▶ **WORKING DATA**
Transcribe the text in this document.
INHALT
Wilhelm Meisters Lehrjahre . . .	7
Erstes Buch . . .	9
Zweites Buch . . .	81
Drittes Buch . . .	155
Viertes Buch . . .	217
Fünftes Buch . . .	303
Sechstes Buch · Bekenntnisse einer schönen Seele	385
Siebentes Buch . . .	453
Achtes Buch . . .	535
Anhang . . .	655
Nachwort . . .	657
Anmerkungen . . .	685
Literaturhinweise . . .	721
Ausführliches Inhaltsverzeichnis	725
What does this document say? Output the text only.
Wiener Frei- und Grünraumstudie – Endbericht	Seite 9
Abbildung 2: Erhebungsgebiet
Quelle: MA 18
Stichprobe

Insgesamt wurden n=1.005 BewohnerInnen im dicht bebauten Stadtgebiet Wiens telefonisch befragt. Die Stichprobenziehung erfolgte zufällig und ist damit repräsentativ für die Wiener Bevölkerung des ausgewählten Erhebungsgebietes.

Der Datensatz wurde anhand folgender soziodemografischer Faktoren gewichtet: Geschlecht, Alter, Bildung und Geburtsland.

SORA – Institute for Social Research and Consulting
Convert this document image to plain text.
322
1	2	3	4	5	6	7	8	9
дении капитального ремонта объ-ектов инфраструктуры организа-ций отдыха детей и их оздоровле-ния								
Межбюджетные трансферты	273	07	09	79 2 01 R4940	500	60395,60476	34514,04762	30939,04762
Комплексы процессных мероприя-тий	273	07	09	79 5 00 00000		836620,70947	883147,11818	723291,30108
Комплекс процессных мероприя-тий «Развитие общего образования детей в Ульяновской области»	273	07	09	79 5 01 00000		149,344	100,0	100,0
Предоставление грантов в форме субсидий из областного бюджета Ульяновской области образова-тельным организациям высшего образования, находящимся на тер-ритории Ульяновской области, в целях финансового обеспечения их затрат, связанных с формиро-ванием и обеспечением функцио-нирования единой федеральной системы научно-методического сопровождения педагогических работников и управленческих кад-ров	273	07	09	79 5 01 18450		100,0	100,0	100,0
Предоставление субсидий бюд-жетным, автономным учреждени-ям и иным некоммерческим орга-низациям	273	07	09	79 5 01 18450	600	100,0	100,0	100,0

▶ **TASK STATEMENT**
Give again the lines from the line holding "What does this" through the close of the listing, both included, exactly as written and with nothing else.

▶ **RESULT**
What does this document say? Output the text only.
Wiener Frei- und Grünraumstudie – Endbericht	Seite 9
Abbildung 2: Erhebungsgebiet
Quelle: MA 18
Stichprobe

Insgesamt wurden n=1.005 BewohnerInnen im dicht bebauten Stadtgebiet Wiens telefonisch befragt. Die Stichprobenziehung erfolgte zufällig und ist damit repräsentativ für die Wiener Bevölkerung des ausgewählten Erhebungsgebietes.

Der Datensatz wurde anhand folgender soziodemografischer Faktoren gewichtet: Geschlecht, Alter, Bildung und Geburtsland.

SORA – Institute for Social Research and Consulting
Convert this document image to plain text.
322
1	2	3	4	5	6	7	8	9
дении капитального ремонта объ-ектов инфраструктуры организа-ций отдыха детей и их оздоровле-ния								
Межбюджетные трансферты	273	07	09	79 2 01 R4940	500	60395,60476	34514,04762	30939,04762
Комплексы процессных мероприя-тий	273	07	09	79 5 00 00000		836620,70947	883147,11818	723291,30108
Комплекс процессных мероприя-тий «Развитие общего образования детей в Ульяновской области»	273	07	09	79 5 01 00000		149,344	100,0	100,0
Предоставление грантов в форме субсидий из областного бюджета Ульяновской области образова-тельным организациям высшего образования, находящимся на тер-ритории Ульяновской области, в целях финансового обеспечения их затрат, связанных с формиро-ванием и обеспечением функцио-нирования единой федеральной системы научно-методического сопровождения педагогических работников и управленческих кад-ров	273	07	09	79 5 01 18450		100,0	100,0	100,0
Предоставление субсидий бюд-жетным, автономным учреждени-ям и иным некоммерческим орга-низациям	273	07	09	79 5 01 18450	600	100,0	100,0	100,0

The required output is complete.